> [Prompt]:
Identify every line in the records below that contains the word "nпредметов", and reproduce each one.

"""

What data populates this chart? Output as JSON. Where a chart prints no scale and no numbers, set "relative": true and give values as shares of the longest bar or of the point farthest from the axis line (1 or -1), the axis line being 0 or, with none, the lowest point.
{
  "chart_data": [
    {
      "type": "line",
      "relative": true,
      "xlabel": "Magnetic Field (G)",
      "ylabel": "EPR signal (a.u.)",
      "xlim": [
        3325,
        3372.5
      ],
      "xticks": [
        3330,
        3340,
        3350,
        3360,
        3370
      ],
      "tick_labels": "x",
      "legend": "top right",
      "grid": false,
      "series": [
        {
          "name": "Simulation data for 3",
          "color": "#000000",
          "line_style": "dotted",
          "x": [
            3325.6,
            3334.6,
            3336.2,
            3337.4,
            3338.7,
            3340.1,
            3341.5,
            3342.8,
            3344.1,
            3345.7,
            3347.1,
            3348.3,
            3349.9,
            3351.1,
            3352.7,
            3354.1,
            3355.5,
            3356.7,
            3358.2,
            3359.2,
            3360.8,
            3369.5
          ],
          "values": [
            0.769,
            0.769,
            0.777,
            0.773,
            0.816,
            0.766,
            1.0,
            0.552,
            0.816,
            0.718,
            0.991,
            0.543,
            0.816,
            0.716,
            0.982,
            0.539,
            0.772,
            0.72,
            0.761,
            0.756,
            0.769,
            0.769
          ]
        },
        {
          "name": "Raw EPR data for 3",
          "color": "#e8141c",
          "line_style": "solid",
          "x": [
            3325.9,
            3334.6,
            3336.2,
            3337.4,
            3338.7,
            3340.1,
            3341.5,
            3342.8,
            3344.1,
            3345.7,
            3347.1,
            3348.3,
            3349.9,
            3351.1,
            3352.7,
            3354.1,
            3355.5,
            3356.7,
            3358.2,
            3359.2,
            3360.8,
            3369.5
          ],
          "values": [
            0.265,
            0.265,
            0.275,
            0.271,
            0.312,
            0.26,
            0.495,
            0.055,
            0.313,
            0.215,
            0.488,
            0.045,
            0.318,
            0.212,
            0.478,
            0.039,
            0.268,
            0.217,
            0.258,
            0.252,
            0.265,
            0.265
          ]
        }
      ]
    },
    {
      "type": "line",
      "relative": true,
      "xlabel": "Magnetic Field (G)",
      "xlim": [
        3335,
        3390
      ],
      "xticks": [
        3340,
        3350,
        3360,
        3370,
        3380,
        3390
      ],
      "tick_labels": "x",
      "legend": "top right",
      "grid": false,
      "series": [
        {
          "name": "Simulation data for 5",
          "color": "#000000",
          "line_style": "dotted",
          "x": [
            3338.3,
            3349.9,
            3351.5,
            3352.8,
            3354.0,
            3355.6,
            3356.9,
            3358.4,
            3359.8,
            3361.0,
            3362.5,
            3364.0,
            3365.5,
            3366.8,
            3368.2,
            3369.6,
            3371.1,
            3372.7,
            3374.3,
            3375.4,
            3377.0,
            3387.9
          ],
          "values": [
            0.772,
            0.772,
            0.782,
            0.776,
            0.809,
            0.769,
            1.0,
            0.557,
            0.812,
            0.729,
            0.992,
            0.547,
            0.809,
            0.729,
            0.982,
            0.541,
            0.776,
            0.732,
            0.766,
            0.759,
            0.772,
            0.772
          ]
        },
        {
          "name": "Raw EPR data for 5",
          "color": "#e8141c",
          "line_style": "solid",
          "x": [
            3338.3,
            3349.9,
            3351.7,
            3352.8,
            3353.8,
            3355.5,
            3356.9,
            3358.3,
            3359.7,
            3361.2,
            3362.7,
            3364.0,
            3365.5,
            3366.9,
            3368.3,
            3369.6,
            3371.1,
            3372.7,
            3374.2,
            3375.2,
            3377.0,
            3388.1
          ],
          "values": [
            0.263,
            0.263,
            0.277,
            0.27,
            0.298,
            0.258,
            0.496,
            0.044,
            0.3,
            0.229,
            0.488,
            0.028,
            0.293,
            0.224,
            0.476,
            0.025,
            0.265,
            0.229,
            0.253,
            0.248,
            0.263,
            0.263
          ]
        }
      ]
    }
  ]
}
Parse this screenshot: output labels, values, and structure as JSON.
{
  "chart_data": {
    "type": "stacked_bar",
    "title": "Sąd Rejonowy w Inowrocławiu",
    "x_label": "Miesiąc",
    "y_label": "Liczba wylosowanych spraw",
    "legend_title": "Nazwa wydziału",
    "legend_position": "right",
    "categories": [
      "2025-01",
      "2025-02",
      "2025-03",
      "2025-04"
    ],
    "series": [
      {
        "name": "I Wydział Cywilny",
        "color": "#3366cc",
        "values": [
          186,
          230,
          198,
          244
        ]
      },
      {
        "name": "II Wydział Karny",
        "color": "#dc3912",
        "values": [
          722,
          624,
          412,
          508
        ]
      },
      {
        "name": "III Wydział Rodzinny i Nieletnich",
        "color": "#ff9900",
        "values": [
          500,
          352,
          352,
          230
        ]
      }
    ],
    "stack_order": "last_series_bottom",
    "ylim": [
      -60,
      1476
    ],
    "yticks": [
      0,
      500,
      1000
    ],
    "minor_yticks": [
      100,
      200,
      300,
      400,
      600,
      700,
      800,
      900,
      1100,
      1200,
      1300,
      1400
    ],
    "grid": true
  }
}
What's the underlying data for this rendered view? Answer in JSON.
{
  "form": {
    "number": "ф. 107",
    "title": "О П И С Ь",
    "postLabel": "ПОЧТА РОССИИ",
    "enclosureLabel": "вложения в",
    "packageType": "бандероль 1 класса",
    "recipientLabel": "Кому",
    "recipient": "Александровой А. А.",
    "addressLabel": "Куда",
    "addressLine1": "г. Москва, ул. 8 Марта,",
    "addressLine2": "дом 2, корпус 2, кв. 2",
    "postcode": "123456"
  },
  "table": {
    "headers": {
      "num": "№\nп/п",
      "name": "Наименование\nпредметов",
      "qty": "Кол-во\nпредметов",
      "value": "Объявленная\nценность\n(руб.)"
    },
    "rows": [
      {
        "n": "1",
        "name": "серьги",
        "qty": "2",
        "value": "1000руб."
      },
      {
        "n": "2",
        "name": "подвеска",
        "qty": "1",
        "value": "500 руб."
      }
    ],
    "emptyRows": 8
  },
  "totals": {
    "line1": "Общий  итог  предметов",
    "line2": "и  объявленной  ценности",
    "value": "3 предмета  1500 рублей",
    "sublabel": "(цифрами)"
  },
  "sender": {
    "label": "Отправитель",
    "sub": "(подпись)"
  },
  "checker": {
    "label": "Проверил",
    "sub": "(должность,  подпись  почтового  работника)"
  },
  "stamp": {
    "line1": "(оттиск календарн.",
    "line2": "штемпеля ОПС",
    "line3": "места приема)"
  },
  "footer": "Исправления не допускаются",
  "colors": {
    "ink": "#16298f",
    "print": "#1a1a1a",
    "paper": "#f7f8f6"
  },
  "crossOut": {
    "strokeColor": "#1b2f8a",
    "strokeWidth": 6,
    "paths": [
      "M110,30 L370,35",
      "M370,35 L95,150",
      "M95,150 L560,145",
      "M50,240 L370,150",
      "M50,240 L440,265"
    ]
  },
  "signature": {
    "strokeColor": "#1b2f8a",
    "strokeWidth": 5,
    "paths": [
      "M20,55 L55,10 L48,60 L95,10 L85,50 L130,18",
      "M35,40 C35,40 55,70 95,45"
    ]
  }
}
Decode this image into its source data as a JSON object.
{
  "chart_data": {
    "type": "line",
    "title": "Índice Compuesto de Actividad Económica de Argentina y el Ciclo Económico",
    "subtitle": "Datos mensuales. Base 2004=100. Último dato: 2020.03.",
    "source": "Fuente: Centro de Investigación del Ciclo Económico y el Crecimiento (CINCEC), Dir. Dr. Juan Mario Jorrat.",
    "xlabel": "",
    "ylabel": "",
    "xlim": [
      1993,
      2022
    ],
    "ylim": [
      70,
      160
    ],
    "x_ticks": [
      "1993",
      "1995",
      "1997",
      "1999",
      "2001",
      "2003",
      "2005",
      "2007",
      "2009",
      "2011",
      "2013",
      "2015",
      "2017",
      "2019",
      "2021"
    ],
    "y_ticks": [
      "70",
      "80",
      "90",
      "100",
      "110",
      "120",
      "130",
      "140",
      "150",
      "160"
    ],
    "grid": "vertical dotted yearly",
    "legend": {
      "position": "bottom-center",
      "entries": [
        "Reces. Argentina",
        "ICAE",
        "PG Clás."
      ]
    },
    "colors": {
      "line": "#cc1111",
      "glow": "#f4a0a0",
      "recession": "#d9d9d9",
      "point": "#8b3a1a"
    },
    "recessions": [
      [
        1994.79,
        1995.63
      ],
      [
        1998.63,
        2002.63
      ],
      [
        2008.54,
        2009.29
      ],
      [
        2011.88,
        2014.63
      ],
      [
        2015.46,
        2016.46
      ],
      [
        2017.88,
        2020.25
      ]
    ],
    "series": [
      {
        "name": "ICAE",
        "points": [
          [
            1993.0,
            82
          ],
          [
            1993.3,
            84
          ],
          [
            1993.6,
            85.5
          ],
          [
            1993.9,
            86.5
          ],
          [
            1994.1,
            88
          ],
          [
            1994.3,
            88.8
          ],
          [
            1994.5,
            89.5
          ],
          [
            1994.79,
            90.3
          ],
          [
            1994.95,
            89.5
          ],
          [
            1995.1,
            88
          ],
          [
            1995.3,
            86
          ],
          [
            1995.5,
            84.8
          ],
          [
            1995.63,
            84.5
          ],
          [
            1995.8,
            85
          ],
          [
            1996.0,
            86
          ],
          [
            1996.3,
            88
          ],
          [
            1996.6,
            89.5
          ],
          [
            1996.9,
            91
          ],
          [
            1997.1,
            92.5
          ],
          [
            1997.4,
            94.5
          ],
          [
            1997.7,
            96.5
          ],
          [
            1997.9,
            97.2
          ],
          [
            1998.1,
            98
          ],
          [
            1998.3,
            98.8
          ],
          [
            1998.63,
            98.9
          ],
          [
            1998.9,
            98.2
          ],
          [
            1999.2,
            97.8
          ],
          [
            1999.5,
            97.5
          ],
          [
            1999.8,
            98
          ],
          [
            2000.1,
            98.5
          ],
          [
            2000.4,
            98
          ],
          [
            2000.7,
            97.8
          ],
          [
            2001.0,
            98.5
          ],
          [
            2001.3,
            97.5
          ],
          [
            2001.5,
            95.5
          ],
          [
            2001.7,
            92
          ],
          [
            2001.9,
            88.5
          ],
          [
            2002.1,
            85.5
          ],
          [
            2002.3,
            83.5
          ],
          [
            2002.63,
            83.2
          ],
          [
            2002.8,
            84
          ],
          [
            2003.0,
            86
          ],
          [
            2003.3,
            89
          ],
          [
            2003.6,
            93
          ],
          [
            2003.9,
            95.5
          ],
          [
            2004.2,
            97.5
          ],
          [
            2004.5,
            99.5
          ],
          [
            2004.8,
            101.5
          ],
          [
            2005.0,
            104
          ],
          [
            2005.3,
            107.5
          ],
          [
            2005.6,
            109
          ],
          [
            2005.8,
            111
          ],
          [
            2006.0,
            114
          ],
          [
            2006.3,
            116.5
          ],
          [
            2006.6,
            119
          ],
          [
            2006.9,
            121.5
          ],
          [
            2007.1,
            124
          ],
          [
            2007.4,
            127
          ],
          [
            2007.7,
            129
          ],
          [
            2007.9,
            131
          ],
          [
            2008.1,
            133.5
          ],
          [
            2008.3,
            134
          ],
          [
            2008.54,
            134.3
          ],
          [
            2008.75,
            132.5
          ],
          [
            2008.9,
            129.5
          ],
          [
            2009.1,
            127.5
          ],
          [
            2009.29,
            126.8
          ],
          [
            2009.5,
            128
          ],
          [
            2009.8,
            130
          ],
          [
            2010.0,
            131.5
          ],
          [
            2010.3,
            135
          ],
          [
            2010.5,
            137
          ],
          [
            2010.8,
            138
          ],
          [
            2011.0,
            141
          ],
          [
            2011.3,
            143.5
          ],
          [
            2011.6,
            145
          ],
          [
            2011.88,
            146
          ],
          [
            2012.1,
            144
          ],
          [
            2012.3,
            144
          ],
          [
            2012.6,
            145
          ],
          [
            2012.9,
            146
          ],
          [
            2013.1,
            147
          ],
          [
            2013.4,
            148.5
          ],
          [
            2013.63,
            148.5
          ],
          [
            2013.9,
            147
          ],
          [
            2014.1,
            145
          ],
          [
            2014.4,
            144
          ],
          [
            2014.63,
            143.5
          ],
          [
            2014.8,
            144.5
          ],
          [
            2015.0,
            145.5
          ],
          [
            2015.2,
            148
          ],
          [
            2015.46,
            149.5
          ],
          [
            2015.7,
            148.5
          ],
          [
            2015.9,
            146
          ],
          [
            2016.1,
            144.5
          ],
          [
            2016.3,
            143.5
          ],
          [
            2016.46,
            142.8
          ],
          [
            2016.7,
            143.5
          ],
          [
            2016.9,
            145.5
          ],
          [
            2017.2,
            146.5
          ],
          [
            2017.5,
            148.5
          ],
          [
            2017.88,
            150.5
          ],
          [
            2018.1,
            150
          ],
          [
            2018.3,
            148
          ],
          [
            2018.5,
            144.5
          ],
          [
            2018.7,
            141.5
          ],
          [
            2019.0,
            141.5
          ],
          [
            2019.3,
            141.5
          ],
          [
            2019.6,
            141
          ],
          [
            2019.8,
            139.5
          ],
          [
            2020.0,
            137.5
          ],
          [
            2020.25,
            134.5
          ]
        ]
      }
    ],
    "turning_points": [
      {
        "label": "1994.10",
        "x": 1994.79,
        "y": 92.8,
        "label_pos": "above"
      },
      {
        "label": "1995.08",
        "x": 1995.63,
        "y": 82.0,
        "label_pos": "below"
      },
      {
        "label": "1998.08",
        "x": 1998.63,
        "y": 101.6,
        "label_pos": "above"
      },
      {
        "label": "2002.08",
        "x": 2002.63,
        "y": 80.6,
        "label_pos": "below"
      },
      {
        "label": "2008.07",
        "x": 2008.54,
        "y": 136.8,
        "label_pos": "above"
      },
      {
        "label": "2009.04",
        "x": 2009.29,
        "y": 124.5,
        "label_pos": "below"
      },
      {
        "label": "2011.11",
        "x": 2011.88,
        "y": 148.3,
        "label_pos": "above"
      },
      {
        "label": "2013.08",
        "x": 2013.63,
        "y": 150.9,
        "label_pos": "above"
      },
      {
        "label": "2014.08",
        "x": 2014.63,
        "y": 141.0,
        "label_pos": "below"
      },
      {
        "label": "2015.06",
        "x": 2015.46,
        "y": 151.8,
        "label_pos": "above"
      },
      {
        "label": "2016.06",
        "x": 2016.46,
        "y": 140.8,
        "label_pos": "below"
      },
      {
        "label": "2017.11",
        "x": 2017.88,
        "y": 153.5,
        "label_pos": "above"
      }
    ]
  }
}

"""

> [Result of the exercise]:
      "name": "Наименование\nпредметов",
      "qty": "Кол-во\nпредметов",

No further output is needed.